§ **Given exercise**
Transcribe every line exactly. Leave the pictures behind.

begin Data lines

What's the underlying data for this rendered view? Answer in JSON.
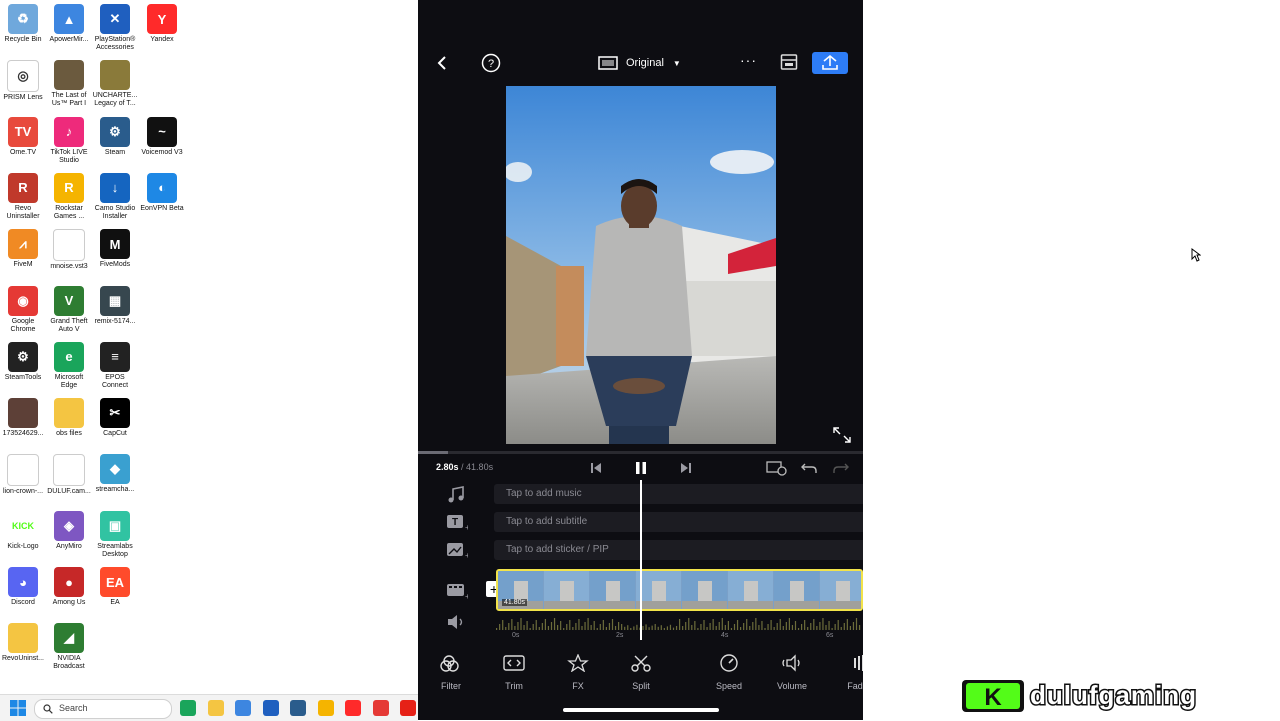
{
  "desktop": {
    "icons": [
      {
        "label": "Recycle Bin",
        "icon": "recycle-bin-icon",
        "color": "#6fa8dc",
        "glyph": "♻"
      },
      {
        "label": "ApowerMir...",
        "icon": "apowermirror-icon",
        "color": "#3d86e0",
        "glyph": "▲"
      },
      {
        "label": "PlayStation®\nAccessories",
        "icon": "playstation-icon",
        "color": "#1f5fbf",
        "glyph": "✕"
      },
      {
        "label": "Yandex",
        "icon": "yandex-icon",
        "color": "#ff2a2a",
        "glyph": "Y"
      },
      {
        "label": "PRISM Lens",
        "icon": "prism-lens-icon",
        "color": "#ffffff",
        "glyph": "◎"
      },
      {
        "label": "The Last of\nUs™ Part I",
        "icon": "the-last-of-us-icon",
        "color": "#6b5a3e",
        "glyph": ""
      },
      {
        "label": "UNCHARTE...\nLegacy of T...",
        "icon": "uncharted-icon",
        "color": "#8a7a3a",
        "glyph": ""
      },
      {
        "label": "",
        "icon": "blank-icon",
        "color": "#ffffff",
        "glyph": ""
      },
      {
        "label": "Ome.TV",
        "icon": "ometv-icon",
        "color": "#e84a3c",
        "glyph": "TV"
      },
      {
        "label": "TikTok LIVE\nStudio",
        "icon": "tiktok-live-icon",
        "color": "#ee2a7b",
        "glyph": "♪"
      },
      {
        "label": "Steam",
        "icon": "steam-icon",
        "color": "#2a5c8c",
        "glyph": "⚙"
      },
      {
        "label": "Voicemod V3",
        "icon": "voicemod-icon",
        "color": "#111111",
        "glyph": "~"
      },
      {
        "label": "Revo\nUninstaller",
        "icon": "revo-uninstaller-icon",
        "color": "#c0392b",
        "glyph": "R"
      },
      {
        "label": "Rockstar\nGames ...",
        "icon": "rockstar-icon",
        "color": "#f5b400",
        "glyph": "R"
      },
      {
        "label": "Camo Studio\nInstaller",
        "icon": "camo-studio-icon",
        "color": "#1565c0",
        "glyph": "↓"
      },
      {
        "label": "EonVPN Beta",
        "icon": "eonvpn-icon",
        "color": "#1e88e5",
        "glyph": "◐"
      },
      {
        "label": "FiveM",
        "icon": "fivem-icon",
        "color": "#f08a24",
        "glyph": "⩘"
      },
      {
        "label": "mnoise.vst3",
        "icon": "file-icon",
        "color": "#ffffff",
        "glyph": ""
      },
      {
        "label": "FiveMods",
        "icon": "fivemods-icon",
        "color": "#101010",
        "glyph": "M"
      },
      {
        "label": "",
        "icon": "blank-icon",
        "color": "#ffffff",
        "glyph": ""
      },
      {
        "label": "Google\nChrome",
        "icon": "chrome-icon",
        "color": "#e53935",
        "glyph": "◉"
      },
      {
        "label": "Grand Theft\nAuto V",
        "icon": "gta-icon",
        "color": "#2e7d32",
        "glyph": "V"
      },
      {
        "label": "remix-5174...",
        "icon": "video-file-icon",
        "color": "#37474f",
        "glyph": "▦"
      },
      {
        "label": "",
        "icon": "blank-icon",
        "color": "#ffffff",
        "glyph": ""
      },
      {
        "label": "SteamTools",
        "icon": "steamtools-icon",
        "color": "#222222",
        "glyph": "⚙"
      },
      {
        "label": "Microsoft\nEdge",
        "icon": "edge-icon",
        "color": "#1aa55b",
        "glyph": "e"
      },
      {
        "label": "EPOS\nConnect",
        "icon": "epos-icon",
        "color": "#222222",
        "glyph": "≡"
      },
      {
        "label": "",
        "icon": "blank-icon",
        "color": "#ffffff",
        "glyph": ""
      },
      {
        "label": "17352462​9...",
        "icon": "image-file-icon",
        "color": "#5d4037",
        "glyph": ""
      },
      {
        "label": "obs files",
        "icon": "folder-icon",
        "color": "#f4c542",
        "glyph": ""
      },
      {
        "label": "CapCut",
        "icon": "capcut-icon",
        "color": "#000000",
        "glyph": "✂"
      },
      {
        "label": "",
        "icon": "blank-icon",
        "color": "#ffffff",
        "glyph": ""
      },
      {
        "label": "lion-crown-...",
        "icon": "image-file-icon",
        "color": "#ffffff",
        "glyph": ""
      },
      {
        "label": "DULUF.cam...",
        "icon": "file-icon",
        "color": "#ffffff",
        "glyph": ""
      },
      {
        "label": "streamcha...",
        "icon": "streamchamp-icon",
        "color": "#3aa0d0",
        "glyph": "◆"
      },
      {
        "label": "",
        "icon": "blank-icon",
        "color": "#ffffff",
        "glyph": ""
      },
      {
        "label": "Kick-Logo",
        "icon": "kick-icon",
        "color": "#ffffff",
        "glyph": "KICK"
      },
      {
        "label": "AnyMiro",
        "icon": "anymiro-icon",
        "color": "#7e57c2",
        "glyph": "◈"
      },
      {
        "label": "Streamlabs\nDesktop",
        "icon": "streamlabs-icon",
        "color": "#31c3a2",
        "glyph": "▣"
      },
      {
        "label": "",
        "icon": "blank-icon",
        "color": "#ffffff",
        "glyph": ""
      },
      {
        "label": "Discord",
        "icon": "discord-icon",
        "color": "#5865f2",
        "glyph": "◕"
      },
      {
        "label": "Among Us",
        "icon": "among-us-icon",
        "color": "#c62828",
        "glyph": "●"
      },
      {
        "label": "EA",
        "icon": "ea-icon",
        "color": "#ff4b2b",
        "glyph": "EA"
      },
      {
        "label": "",
        "icon": "blank-icon",
        "color": "#ffffff",
        "glyph": ""
      },
      {
        "label": "RevoUninst...",
        "icon": "folder-icon",
        "color": "#f4c542",
        "glyph": ""
      },
      {
        "label": "NVIDIA\nBroadcast",
        "icon": "nvidia-broadcast-icon",
        "color": "#2e7d32",
        "glyph": "◢"
      }
    ]
  },
  "taskbar": {
    "search_placeholder": "Search",
    "apps": [
      {
        "icon": "edge-icon",
        "color": "#1aa55b"
      },
      {
        "icon": "file-explorer-icon",
        "color": "#f4c542"
      },
      {
        "icon": "store-icon",
        "color": "#3d86e0"
      },
      {
        "icon": "app-icon",
        "color": "#1f5fbf"
      },
      {
        "icon": "steam-icon",
        "color": "#2a5c8c"
      },
      {
        "icon": "rockstar-icon",
        "color": "#f5b400"
      },
      {
        "icon": "yandex-icon",
        "color": "#ff2a2a"
      },
      {
        "icon": "chrome-icon",
        "color": "#e53935"
      },
      {
        "icon": "youtube-icon",
        "color": "#e62117"
      }
    ]
  },
  "editor": {
    "aspect_label": "Original",
    "time_current": "2.80s",
    "time_total": "/ 41.80s",
    "tracks": {
      "music": "Tap to add music",
      "subtitle": "Tap to add subtitle",
      "sticker": "Tap to add sticker / PIP"
    },
    "clip_duration": "41.80s",
    "ruler": [
      "0s",
      "2s",
      "4s",
      "6s"
    ],
    "tools": [
      {
        "label": "Filter",
        "icon": "filter-icon"
      },
      {
        "label": "Trim",
        "icon": "trim-icon"
      },
      {
        "label": "FX",
        "icon": "fx-icon"
      },
      {
        "label": "Split",
        "icon": "split-icon"
      },
      {
        "label": "Speed",
        "icon": "speed-icon"
      },
      {
        "label": "Volume",
        "icon": "volume-icon"
      },
      {
        "label": "Fad",
        "icon": "fade-icon"
      }
    ],
    "playhead_fraction": 0.067,
    "accent_color": "#2d7cf6",
    "clip_border_color": "#f2e34a"
  },
  "watermark": {
    "text": "dulufgaming",
    "logo_letter": "K"
  }
}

end Data lines

§ **The solution**
What's the underlying data for this rendered view? Answer in JSON.
{
  "desktop": {
    "icons": [
      {
        "label": "Recycle Bin",
        "icon": "recycle-bin-icon",
        "color": "#6fa8dc",
        "glyph": "♻"
      },
      {
        "label": "ApowerMir...",
        "icon": "apowermirror-icon",
        "color": "#3d86e0",
        "glyph": "▲"
      },
      {
        "label": "PlayStation®\nAccessories",
        "icon": "playstation-icon",
        "color": "#1f5fbf",
        "glyph": "✕"
      },
      {
        "label": "Yandex",
        "icon": "yandex-icon",
        "color": "#ff2a2a",
        "glyph": "Y"
      },
      {
        "label": "PRISM Lens",
        "icon": "prism-lens-icon",
        "color": "#ffffff",
        "glyph": "◎"
      },
      {
        "label": "The Last of\nUs™ Part I",
        "icon": "the-last-of-us-icon",
        "color": "#6b5a3e",
        "glyph": ""
      },
      {
        "label": "UNCHARTE...\nLegacy of T...",
        "icon": "uncharted-icon",
        "color": "#8a7a3a",
        "glyph": ""
      },
      {
        "label": "",
        "icon": "blank-icon",
        "color": "#ffffff",
        "glyph": ""
      },
      {
        "label": "Ome.TV",
        "icon": "ometv-icon",
        "color": "#e84a3c",
        "glyph": "TV"
      },
      {
        "label": "TikTok LIVE\nStudio",
        "icon": "tiktok-live-icon",
        "color": "#ee2a7b",
        "glyph": "♪"
      },
      {
        "label": "Steam",
        "icon": "steam-icon",
        "color": "#2a5c8c",
        "glyph": "⚙"
      },
      {
        "label": "Voicemod V3",
        "icon": "voicemod-icon",
        "color": "#111111",
        "glyph": "~"
      },
      {
        "label": "Revo\nUninstaller",
        "icon": "revo-uninstaller-icon",
        "color": "#c0392b",
        "glyph": "R"
      },
      {
        "label": "Rockstar\nGames ...",
        "icon": "rockstar-icon",
        "color": "#f5b400",
        "glyph": "R"
      },
      {
        "label": "Camo Studio\nInstaller",
        "icon": "camo-studio-icon",
        "color": "#1565c0",
        "glyph": "↓"
      },
      {
        "label": "EonVPN Beta",
        "icon": "eonvpn-icon",
        "color": "#1e88e5",
        "glyph": "◐"
      },
      {
        "label": "FiveM",
        "icon": "fivem-icon",
        "color": "#f08a24",
        "glyph": "⩘"
      },
      {
        "label": "mnoise.vst3",
        "icon": "file-icon",
        "color": "#ffffff",
        "glyph": ""
      },
      {
        "label": "FiveMods",
        "icon": "fivemods-icon",
        "color": "#101010",
        "glyph": "M"
      },
      {
        "label": "",
        "icon": "blank-icon",
        "color": "#ffffff",
        "glyph": ""
      },
      {
        "label": "Google\nChrome",
        "icon": "chrome-icon",
        "color": "#e53935",
        "glyph": "◉"
      },
      {
        "label": "Grand Theft\nAuto V",
        "icon": "gta-icon",
        "color": "#2e7d32",
        "glyph": "V"
      },
      {
        "label": "remix-5174...",
        "icon": "video-file-icon",
        "color": "#37474f",
        "glyph": "▦"
      },
      {
        "label": "",
        "icon": "blank-icon",
        "color": "#ffffff",
        "glyph": ""
      },
      {
        "label": "SteamTools",
        "icon": "steamtools-icon",
        "color": "#222222",
        "glyph": "⚙"
      },
      {
        "label": "Microsoft\nEdge",
        "icon": "edge-icon",
        "color": "#1aa55b",
        "glyph": "e"
      },
      {
        "label": "EPOS\nConnect",
        "icon": "epos-icon",
        "color": "#222222",
        "glyph": "≡"
      },
      {
        "label": "",
        "icon": "blank-icon",
        "color": "#ffffff",
        "glyph": ""
      },
      {
        "label": "17352462​9...",
        "icon": "image-file-icon",
        "color": "#5d4037",
        "glyph": ""
      },
      {
        "label": "obs files",
        "icon": "folder-icon",
        "color": "#f4c542",
        "glyph": ""
      },
      {
        "label": "CapCut",
        "icon": "capcut-icon",
        "color": "#000000",
        "glyph": "✂"
      },
      {
        "label": "",
        "icon": "blank-icon",
        "color": "#ffffff",
        "glyph": ""
      },
      {
        "label": "lion-crown-...",
        "icon": "image-file-icon",
        "color": "#ffffff",
        "glyph": ""
      },
      {
        "label": "DULUF.cam...",
        "icon": "file-icon",
        "color": "#ffffff",
        "glyph": ""
      },
      {
        "label": "streamcha...",
        "icon": "streamchamp-icon",
        "color": "#3aa0d0",
        "glyph": "◆"
      },
      {
        "label": "",
        "icon": "blank-icon",
        "color": "#ffffff",
        "glyph": ""
      },
      {
        "label": "Kick-Logo",
        "icon": "kick-icon",
        "color": "#ffffff",
        "glyph": "KICK"
      },
      {
        "label": "AnyMiro",
        "icon": "anymiro-icon",
        "color": "#7e57c2",
        "glyph": "◈"
      },
      {
        "label": "Streamlabs\nDesktop",
        "icon": "streamlabs-icon",
        "color": "#31c3a2",
        "glyph": "▣"
      },
      {
        "label": "",
        "icon": "blank-icon",
        "color": "#ffffff",
        "glyph": ""
      },
      {
        "label": "Discord",
        "icon": "discord-icon",
        "color": "#5865f2",
        "glyph": "◕"
      },
      {
        "label": "Among Us",
        "icon": "among-us-icon",
        "color": "#c62828",
        "glyph": "●"
      },
      {
        "label": "EA",
        "icon": "ea-icon",
        "color": "#ff4b2b",
        "glyph": "EA"
      },
      {
        "label": "",
        "icon": "blank-icon",
        "color": "#ffffff",
        "glyph": ""
      },
      {
        "label": "RevoUninst...",
        "icon": "folder-icon",
        "color": "#f4c542",
        "glyph": ""
      },
      {
        "label": "NVIDIA\nBroadcast",
        "icon": "nvidia-broadcast-icon",
        "color": "#2e7d32",
        "glyph": "◢"
      }
    ]
  },
  "taskbar": {
    "search_placeholder": "Search",
    "apps": [
      {
        "icon": "edge-icon",
        "color": "#1aa55b"
      },
      {
        "icon": "file-explorer-icon",
        "color": "#f4c542"
      },
      {
        "icon": "store-icon",
        "color": "#3d86e0"
      },
      {
        "icon": "app-icon",
        "color": "#1f5fbf"
      },
      {
        "icon": "steam-icon",
        "color": "#2a5c8c"
      },
      {
        "icon": "rockstar-icon",
        "color": "#f5b400"
      },
      {
        "icon": "yandex-icon",
        "color": "#ff2a2a"
      },
      {
        "icon": "chrome-icon",
        "color": "#e53935"
      },
      {
        "icon": "youtube-icon",
        "color": "#e62117"
      }
    ]
  },
  "editor": {
    "aspect_label": "Original",
    "time_current": "2.80s",
    "time_total": "/ 41.80s",
    "tracks": {
      "music": "Tap to add music",
      "subtitle": "Tap to add subtitle",
      "sticker": "Tap to add sticker / PIP"
    },
    "clip_duration": "41.80s",
    "ruler": [
      "0s",
      "2s",
      "4s",
      "6s"
    ],
    "tools": [
      {
        "label": "Filter",
        "icon": "filter-icon"
      },
      {
        "label": "Trim",
        "icon": "trim-icon"
      },
      {
        "label": "FX",
        "icon": "fx-icon"
      },
      {
        "label": "Split",
        "icon": "split-icon"
      },
      {
        "label": "Speed",
        "icon": "speed-icon"
      },
      {
        "label": "Volume",
        "icon": "volume-icon"
      },
      {
        "label": "Fad",
        "icon": "fade-icon"
      }
    ],
    "playhead_fraction": 0.067,
    "accent_color": "#2d7cf6",
    "clip_border_color": "#f2e34a"
  },
  "watermark": {
    "text": "dulufgaming",
    "logo_letter": "K"
  }
}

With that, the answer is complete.